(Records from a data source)
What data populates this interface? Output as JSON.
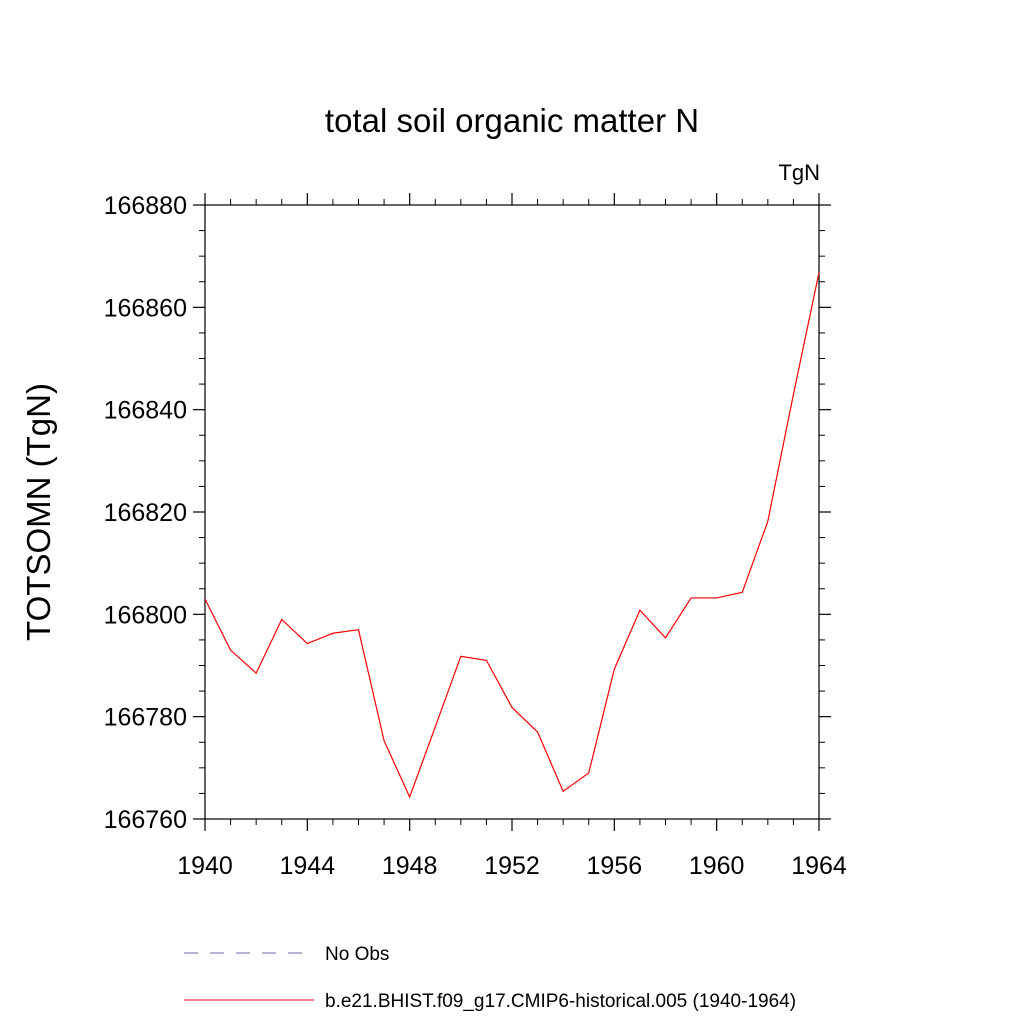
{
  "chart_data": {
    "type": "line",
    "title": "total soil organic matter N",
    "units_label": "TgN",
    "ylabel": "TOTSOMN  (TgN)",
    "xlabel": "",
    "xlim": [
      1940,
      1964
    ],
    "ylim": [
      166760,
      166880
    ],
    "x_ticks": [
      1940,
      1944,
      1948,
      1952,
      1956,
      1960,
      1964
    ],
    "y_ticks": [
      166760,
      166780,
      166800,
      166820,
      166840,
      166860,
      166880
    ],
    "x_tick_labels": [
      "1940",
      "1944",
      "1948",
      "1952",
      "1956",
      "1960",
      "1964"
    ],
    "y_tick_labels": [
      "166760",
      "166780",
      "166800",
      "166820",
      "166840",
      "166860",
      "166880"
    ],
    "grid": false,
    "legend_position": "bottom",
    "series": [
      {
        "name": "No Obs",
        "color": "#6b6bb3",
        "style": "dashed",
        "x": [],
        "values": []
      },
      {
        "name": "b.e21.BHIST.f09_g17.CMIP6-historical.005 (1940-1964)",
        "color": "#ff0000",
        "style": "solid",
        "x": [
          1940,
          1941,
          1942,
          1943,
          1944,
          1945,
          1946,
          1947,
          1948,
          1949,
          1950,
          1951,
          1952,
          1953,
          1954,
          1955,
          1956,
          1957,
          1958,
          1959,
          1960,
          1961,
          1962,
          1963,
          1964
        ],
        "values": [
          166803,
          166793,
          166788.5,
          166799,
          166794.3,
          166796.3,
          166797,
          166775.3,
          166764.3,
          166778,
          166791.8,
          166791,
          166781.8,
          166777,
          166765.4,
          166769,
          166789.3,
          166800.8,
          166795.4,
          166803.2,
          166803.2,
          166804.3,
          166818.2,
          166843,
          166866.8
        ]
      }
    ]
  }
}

Set problem: Repeat each entry exactly as given; no pictures belong in the copy.

The answer:
What data populates this interface? Output as JSON.
{
  "chart_data": {
    "type": "line",
    "title": "total soil organic matter N",
    "units_label": "TgN",
    "ylabel": "TOTSOMN  (TgN)",
    "xlabel": "",
    "xlim": [
      1940,
      1964
    ],
    "ylim": [
      166760,
      166880
    ],
    "x_ticks": [
      1940,
      1944,
      1948,
      1952,
      1956,
      1960,
      1964
    ],
    "y_ticks": [
      166760,
      166780,
      166800,
      166820,
      166840,
      166860,
      166880
    ],
    "x_tick_labels": [
      "1940",
      "1944",
      "1948",
      "1952",
      "1956",
      "1960",
      "1964"
    ],
    "y_tick_labels": [
      "166760",
      "166780",
      "166800",
      "166820",
      "166840",
      "166860",
      "166880"
    ],
    "grid": false,
    "legend_position": "bottom",
    "series": [
      {
        "name": "No Obs",
        "color": "#6b6bb3",
        "style": "dashed",
        "x": [],
        "values": []
      },
      {
        "name": "b.e21.BHIST.f09_g17.CMIP6-historical.005 (1940-1964)",
        "color": "#ff0000",
        "style": "solid",
        "x": [
          1940,
          1941,
          1942,
          1943,
          1944,
          1945,
          1946,
          1947,
          1948,
          1949,
          1950,
          1951,
          1952,
          1953,
          1954,
          1955,
          1956,
          1957,
          1958,
          1959,
          1960,
          1961,
          1962,
          1963,
          1964
        ],
        "values": [
          166803,
          166793,
          166788.5,
          166799,
          166794.3,
          166796.3,
          166797,
          166775.3,
          166764.3,
          166778,
          166791.8,
          166791,
          166781.8,
          166777,
          166765.4,
          166769,
          166789.3,
          166800.8,
          166795.4,
          166803.2,
          166803.2,
          166804.3,
          166818.2,
          166843,
          166866.8
        ]
      }
    ]
  }
}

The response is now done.